__What is required__: Scan the data beneath this task and copy each line that includes "interpretation".

Stored data entries
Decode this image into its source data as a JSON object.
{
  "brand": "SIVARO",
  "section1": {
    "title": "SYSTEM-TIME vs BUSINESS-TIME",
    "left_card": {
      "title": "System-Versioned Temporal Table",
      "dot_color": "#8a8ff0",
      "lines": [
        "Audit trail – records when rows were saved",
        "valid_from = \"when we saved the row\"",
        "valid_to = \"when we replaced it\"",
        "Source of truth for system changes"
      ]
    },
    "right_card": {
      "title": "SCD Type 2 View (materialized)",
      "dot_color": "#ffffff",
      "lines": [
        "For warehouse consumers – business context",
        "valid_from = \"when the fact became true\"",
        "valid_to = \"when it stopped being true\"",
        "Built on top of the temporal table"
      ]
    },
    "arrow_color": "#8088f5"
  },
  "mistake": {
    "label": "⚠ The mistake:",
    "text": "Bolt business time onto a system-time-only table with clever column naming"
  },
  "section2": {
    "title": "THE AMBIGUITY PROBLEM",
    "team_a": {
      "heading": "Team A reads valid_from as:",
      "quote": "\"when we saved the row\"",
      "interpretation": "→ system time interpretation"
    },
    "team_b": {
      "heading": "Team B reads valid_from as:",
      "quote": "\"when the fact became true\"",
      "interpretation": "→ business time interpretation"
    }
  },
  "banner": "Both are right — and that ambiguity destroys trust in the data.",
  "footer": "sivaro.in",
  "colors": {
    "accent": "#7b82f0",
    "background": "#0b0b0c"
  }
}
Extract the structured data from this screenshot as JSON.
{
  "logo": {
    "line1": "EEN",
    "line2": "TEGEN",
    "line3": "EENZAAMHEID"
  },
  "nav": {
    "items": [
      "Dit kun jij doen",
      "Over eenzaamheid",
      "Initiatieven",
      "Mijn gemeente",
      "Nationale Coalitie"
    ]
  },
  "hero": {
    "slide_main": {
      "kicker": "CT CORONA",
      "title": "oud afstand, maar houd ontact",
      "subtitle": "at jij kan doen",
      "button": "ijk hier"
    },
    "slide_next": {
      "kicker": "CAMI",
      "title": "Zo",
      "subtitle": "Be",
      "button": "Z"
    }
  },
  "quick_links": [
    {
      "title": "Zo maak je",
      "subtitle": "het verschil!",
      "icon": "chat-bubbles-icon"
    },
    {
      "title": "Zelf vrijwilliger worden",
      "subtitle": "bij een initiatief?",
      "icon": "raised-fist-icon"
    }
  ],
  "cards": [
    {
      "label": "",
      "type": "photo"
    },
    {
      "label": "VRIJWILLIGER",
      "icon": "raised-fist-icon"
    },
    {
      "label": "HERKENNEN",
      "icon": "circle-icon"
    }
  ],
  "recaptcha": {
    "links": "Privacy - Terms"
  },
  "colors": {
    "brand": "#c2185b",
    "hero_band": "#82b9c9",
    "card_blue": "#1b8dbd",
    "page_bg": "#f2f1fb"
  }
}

__Written response__:
      "interpretation": "→ system time interpretation"
      "interpretation": "→ business time interpretation"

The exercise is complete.